**TASK DIRECTIONS:** Extract the records in full, leaving every picture out.

**MATERIAL TO PROCESS:**
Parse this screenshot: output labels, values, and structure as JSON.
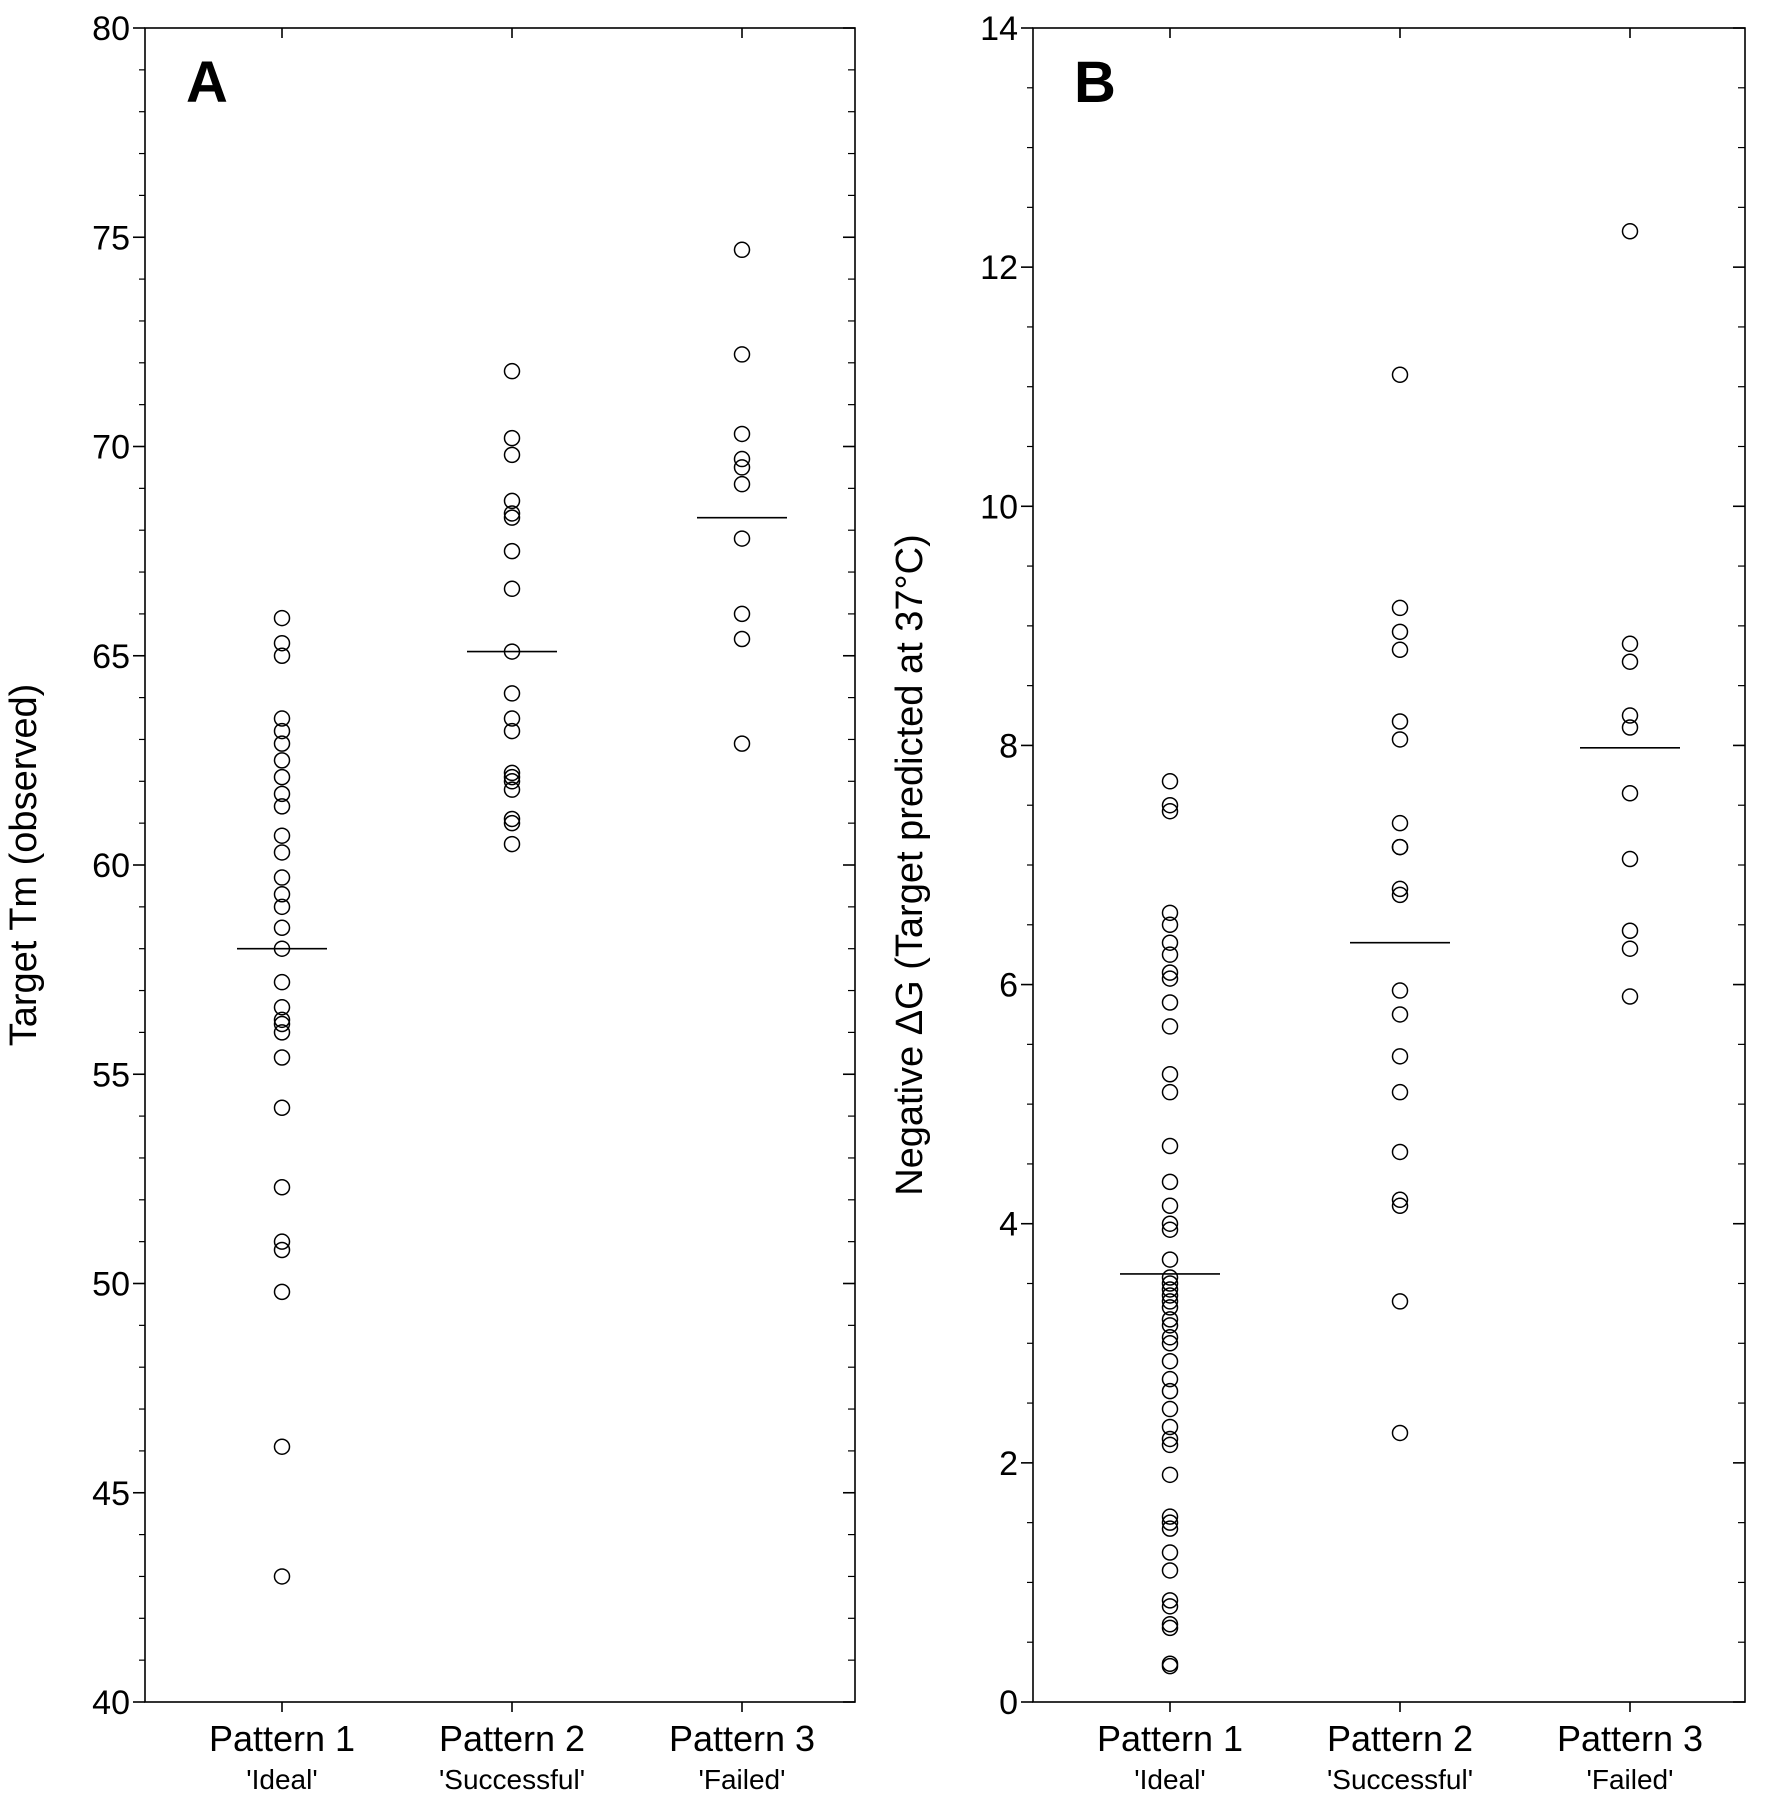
{
  "chart_data": [
    {
      "type": "scatter",
      "panel_label": "A",
      "ylabel": "Target Tm (observed)",
      "ylim": [
        40,
        80
      ],
      "yticks": [
        "40",
        "45",
        "50",
        "55",
        "60",
        "65",
        "70",
        "75",
        "80"
      ],
      "grid": false,
      "categories": [
        {
          "name": "Pattern 1",
          "sub": "'Ideal'"
        },
        {
          "name": "Pattern 2",
          "sub": "'Successful'"
        },
        {
          "name": "Pattern 3",
          "sub": "'Failed'"
        }
      ],
      "series": [
        {
          "values": [
            65.9,
            65.3,
            65.0,
            63.5,
            63.2,
            62.9,
            62.5,
            62.1,
            61.7,
            61.4,
            60.7,
            60.3,
            59.7,
            59.3,
            59.0,
            58.5,
            58.0,
            57.2,
            56.6,
            56.3,
            56.2,
            56.0,
            55.4,
            54.2,
            52.3,
            51.0,
            50.8,
            49.8,
            46.1,
            43.0
          ],
          "mean": 58.0
        },
        {
          "values": [
            71.8,
            70.2,
            69.8,
            68.7,
            68.4,
            68.3,
            67.5,
            66.6,
            65.1,
            64.1,
            63.5,
            63.2,
            62.2,
            62.1,
            62.0,
            61.8,
            61.1,
            61.0,
            60.5
          ],
          "mean": 65.1
        },
        {
          "values": [
            74.7,
            72.2,
            70.3,
            69.7,
            69.5,
            69.1,
            67.8,
            66.0,
            65.4,
            62.9
          ],
          "mean": 68.3
        }
      ]
    },
    {
      "type": "scatter",
      "panel_label": "B",
      "ylabel": "Negative ΔG (Target predicted at 37°C)",
      "ylim": [
        0,
        14
      ],
      "yticks": [
        "0",
        "2",
        "4",
        "6",
        "8",
        "10",
        "12",
        "14"
      ],
      "grid": false,
      "categories": [
        {
          "name": "Pattern 1",
          "sub": "'Ideal'"
        },
        {
          "name": "Pattern 2",
          "sub": "'Successful'"
        },
        {
          "name": "Pattern 3",
          "sub": "'Failed'"
        }
      ],
      "series": [
        {
          "values": [
            7.7,
            7.5,
            7.45,
            6.6,
            6.5,
            6.35,
            6.25,
            6.1,
            6.05,
            5.85,
            5.65,
            5.25,
            5.1,
            4.65,
            4.35,
            4.15,
            4.0,
            3.95,
            3.7,
            3.55,
            3.5,
            3.45,
            3.4,
            3.35,
            3.3,
            3.2,
            3.15,
            3.05,
            3.0,
            2.85,
            2.7,
            2.6,
            2.45,
            2.3,
            2.2,
            2.15,
            1.9,
            1.55,
            1.5,
            1.45,
            1.25,
            1.1,
            0.85,
            0.8,
            0.65,
            0.62,
            0.32,
            0.3
          ],
          "mean": 3.58
        },
        {
          "values": [
            11.1,
            9.15,
            8.95,
            8.8,
            8.2,
            8.05,
            7.35,
            7.15,
            7.15,
            6.8,
            6.75,
            5.95,
            5.75,
            5.4,
            5.1,
            4.6,
            4.2,
            4.15,
            3.35,
            2.25
          ],
          "mean": 6.35
        },
        {
          "values": [
            12.3,
            8.85,
            8.7,
            8.25,
            8.15,
            7.6,
            7.05,
            6.45,
            6.3,
            5.9
          ],
          "mean": 7.98
        }
      ]
    }
  ]
}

**FINAL RESULT:**
Parse this screenshot: output labels, values, and structure as JSON.
{
  "chart_data": [
    {
      "type": "scatter",
      "panel_label": "A",
      "ylabel": "Target Tm (observed)",
      "ylim": [
        40,
        80
      ],
      "yticks": [
        "40",
        "45",
        "50",
        "55",
        "60",
        "65",
        "70",
        "75",
        "80"
      ],
      "grid": false,
      "categories": [
        {
          "name": "Pattern 1",
          "sub": "'Ideal'"
        },
        {
          "name": "Pattern 2",
          "sub": "'Successful'"
        },
        {
          "name": "Pattern 3",
          "sub": "'Failed'"
        }
      ],
      "series": [
        {
          "values": [
            65.9,
            65.3,
            65.0,
            63.5,
            63.2,
            62.9,
            62.5,
            62.1,
            61.7,
            61.4,
            60.7,
            60.3,
            59.7,
            59.3,
            59.0,
            58.5,
            58.0,
            57.2,
            56.6,
            56.3,
            56.2,
            56.0,
            55.4,
            54.2,
            52.3,
            51.0,
            50.8,
            49.8,
            46.1,
            43.0
          ],
          "mean": 58.0
        },
        {
          "values": [
            71.8,
            70.2,
            69.8,
            68.7,
            68.4,
            68.3,
            67.5,
            66.6,
            65.1,
            64.1,
            63.5,
            63.2,
            62.2,
            62.1,
            62.0,
            61.8,
            61.1,
            61.0,
            60.5
          ],
          "mean": 65.1
        },
        {
          "values": [
            74.7,
            72.2,
            70.3,
            69.7,
            69.5,
            69.1,
            67.8,
            66.0,
            65.4,
            62.9
          ],
          "mean": 68.3
        }
      ]
    },
    {
      "type": "scatter",
      "panel_label": "B",
      "ylabel": "Negative ΔG (Target predicted at 37°C)",
      "ylim": [
        0,
        14
      ],
      "yticks": [
        "0",
        "2",
        "4",
        "6",
        "8",
        "10",
        "12",
        "14"
      ],
      "grid": false,
      "categories": [
        {
          "name": "Pattern 1",
          "sub": "'Ideal'"
        },
        {
          "name": "Pattern 2",
          "sub": "'Successful'"
        },
        {
          "name": "Pattern 3",
          "sub": "'Failed'"
        }
      ],
      "series": [
        {
          "values": [
            7.7,
            7.5,
            7.45,
            6.6,
            6.5,
            6.35,
            6.25,
            6.1,
            6.05,
            5.85,
            5.65,
            5.25,
            5.1,
            4.65,
            4.35,
            4.15,
            4.0,
            3.95,
            3.7,
            3.55,
            3.5,
            3.45,
            3.4,
            3.35,
            3.3,
            3.2,
            3.15,
            3.05,
            3.0,
            2.85,
            2.7,
            2.6,
            2.45,
            2.3,
            2.2,
            2.15,
            1.9,
            1.55,
            1.5,
            1.45,
            1.25,
            1.1,
            0.85,
            0.8,
            0.65,
            0.62,
            0.32,
            0.3
          ],
          "mean": 3.58
        },
        {
          "values": [
            11.1,
            9.15,
            8.95,
            8.8,
            8.2,
            8.05,
            7.35,
            7.15,
            7.15,
            6.8,
            6.75,
            5.95,
            5.75,
            5.4,
            5.1,
            4.6,
            4.2,
            4.15,
            3.35,
            2.25
          ],
          "mean": 6.35
        },
        {
          "values": [
            12.3,
            8.85,
            8.7,
            8.25,
            8.15,
            7.6,
            7.05,
            6.45,
            6.3,
            5.9
          ],
          "mean": 7.98
        }
      ]
    }
  ]
}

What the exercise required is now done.